[START OF Data for processing]
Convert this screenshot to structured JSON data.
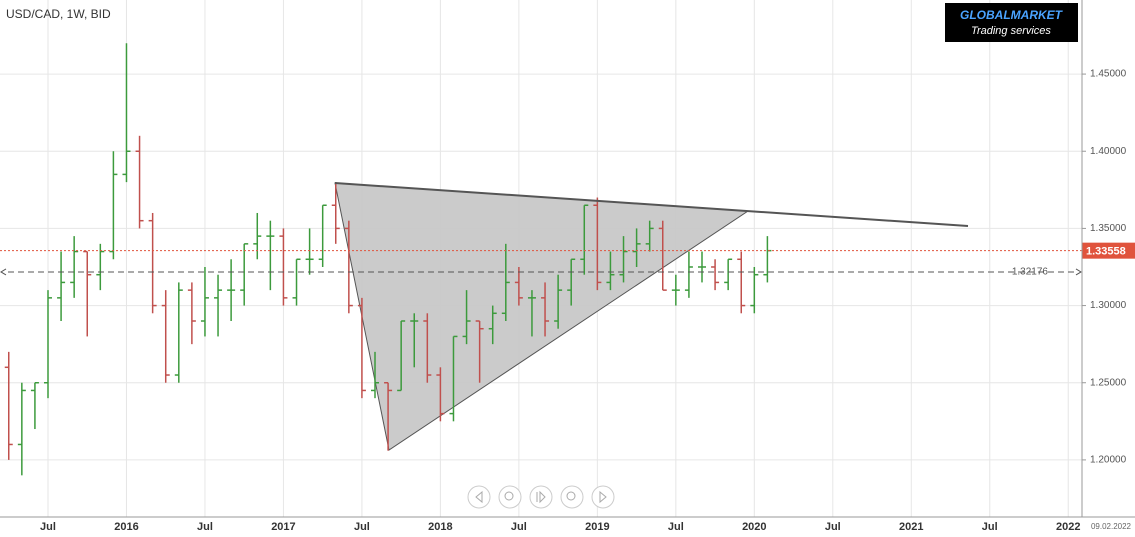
{
  "chart_data": {
    "type": "ohlc",
    "title": "USD/CAD, 1W, BID",
    "categories": [
      null,
      null,
      null,
      "Jul",
      null,
      null,
      null,
      null,
      null,
      "2016",
      null,
      null,
      null,
      null,
      null,
      "Jul",
      null,
      null,
      null,
      null,
      null,
      "2017",
      null,
      null,
      null,
      null,
      null,
      "Jul",
      null,
      null,
      null,
      null,
      null,
      "2018",
      null,
      null,
      null,
      null,
      null,
      "Jul",
      null,
      null,
      null,
      null,
      null,
      "2019",
      null,
      null,
      null,
      null,
      null,
      "Jul",
      null,
      null,
      null,
      null,
      null,
      "2020",
      null,
      null,
      null,
      null,
      null,
      "Jul",
      null,
      null,
      null,
      null,
      null,
      "2021",
      null,
      null,
      null,
      null,
      null,
      "Jul",
      null,
      null,
      null,
      null,
      null,
      "2022"
    ],
    "open": [
      1.26,
      1.21,
      1.245,
      1.25,
      1.305,
      1.315,
      1.335,
      1.32,
      1.335,
      1.385,
      1.4,
      1.355,
      1.3,
      1.255,
      1.31,
      1.29,
      1.305,
      1.31,
      1.31,
      1.34,
      1.345,
      1.345,
      1.305,
      1.33,
      1.33,
      1.365,
      1.35,
      1.3,
      1.245,
      1.25,
      1.245,
      1.29,
      1.29,
      1.255,
      1.23,
      1.28,
      1.29,
      1.285,
      1.295,
      1.315,
      1.305,
      1.305,
      1.29,
      1.31,
      1.33,
      1.365,
      1.315,
      1.32,
      1.335,
      1.34,
      1.35,
      1.31,
      1.31,
      1.325,
      1.325,
      1.315,
      1.33,
      1.3,
      1.32,
      null,
      null,
      null,
      null,
      null,
      null,
      null,
      null,
      null,
      null,
      null,
      null,
      null,
      null,
      null,
      null,
      null,
      null,
      null,
      null,
      null,
      null,
      null
    ],
    "high": [
      1.27,
      1.25,
      1.25,
      1.31,
      1.335,
      1.345,
      1.335,
      1.34,
      1.4,
      1.47,
      1.41,
      1.36,
      1.31,
      1.315,
      1.315,
      1.325,
      1.32,
      1.33,
      1.34,
      1.36,
      1.355,
      1.35,
      1.33,
      1.35,
      1.365,
      1.38,
      1.355,
      1.305,
      1.27,
      1.25,
      1.29,
      1.295,
      1.295,
      1.26,
      1.28,
      1.31,
      1.29,
      1.3,
      1.34,
      1.325,
      1.31,
      1.315,
      1.32,
      1.33,
      1.365,
      1.37,
      1.335,
      1.345,
      1.35,
      1.355,
      1.355,
      1.32,
      1.335,
      1.335,
      1.33,
      1.33,
      1.335,
      1.325,
      1.345,
      null,
      null,
      null,
      null,
      null,
      null,
      null,
      null,
      null,
      null,
      null,
      null,
      null,
      null,
      null,
      null,
      null,
      null,
      null,
      null,
      null,
      null,
      null
    ],
    "low": [
      1.2,
      1.19,
      1.22,
      1.24,
      1.29,
      1.305,
      1.28,
      1.31,
      1.33,
      1.38,
      1.35,
      1.295,
      1.25,
      1.25,
      1.275,
      1.28,
      1.28,
      1.29,
      1.3,
      1.33,
      1.31,
      1.3,
      1.3,
      1.32,
      1.325,
      1.34,
      1.295,
      1.24,
      1.24,
      1.206,
      1.245,
      1.26,
      1.25,
      1.225,
      1.225,
      1.275,
      1.25,
      1.275,
      1.29,
      1.3,
      1.28,
      1.28,
      1.285,
      1.3,
      1.32,
      1.31,
      1.31,
      1.315,
      1.325,
      1.335,
      1.31,
      1.3,
      1.305,
      1.315,
      1.31,
      1.31,
      1.295,
      1.295,
      1.315,
      null,
      null,
      null,
      null,
      null,
      null,
      null,
      null,
      null,
      null,
      null,
      null,
      null,
      null,
      null,
      null,
      null,
      null,
      null,
      null,
      null,
      null,
      null
    ],
    "close": [
      1.21,
      1.245,
      1.25,
      1.305,
      1.315,
      1.335,
      1.32,
      1.335,
      1.385,
      1.4,
      1.355,
      1.3,
      1.255,
      1.31,
      1.29,
      1.305,
      1.31,
      1.31,
      1.34,
      1.345,
      1.345,
      1.305,
      1.33,
      1.33,
      1.365,
      1.35,
      1.3,
      1.245,
      1.25,
      1.245,
      1.29,
      1.29,
      1.255,
      1.23,
      1.28,
      1.29,
      1.285,
      1.295,
      1.315,
      1.305,
      1.305,
      1.29,
      1.31,
      1.33,
      1.365,
      1.315,
      1.32,
      1.335,
      1.34,
      1.35,
      1.31,
      1.31,
      1.325,
      1.325,
      1.315,
      1.33,
      1.3,
      1.32,
      1.33558,
      null,
      null,
      null,
      null,
      null,
      null,
      null,
      null,
      null,
      null,
      null,
      null,
      null,
      null,
      null,
      null,
      null,
      null,
      null,
      null,
      null,
      null,
      null
    ],
    "up_color": "#3c9a3c",
    "down_color": "#c0504d",
    "ylim": [
      1.163,
      1.498
    ],
    "yticks": [
      {
        "value": 1.2,
        "label": "1.20000"
      },
      {
        "value": 1.25,
        "label": "1.25000"
      },
      {
        "value": 1.3,
        "label": "1.30000"
      },
      {
        "value": 1.35,
        "label": "1.35000"
      },
      {
        "value": 1.4,
        "label": "1.40000"
      },
      {
        "value": 1.45,
        "label": "1.45000"
      }
    ],
    "grid": true,
    "last_price": 1.33558,
    "last_price_color": "#e0533c",
    "level": 1.32176
  },
  "logo": {
    "title": "GLOBALMARKET",
    "subtitle": "Trading services"
  },
  "date": "09.02.2022"
}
[END OF Data for processing]
→ What is needed: Wherever the word "value" occurs in a line of the listing, copy that line.

→ Task result:
        "value": 1.2,
        "value": 1.25,
        "value": 1.3,
        "value": 1.35,
        "value": 1.4,
        "value": 1.45,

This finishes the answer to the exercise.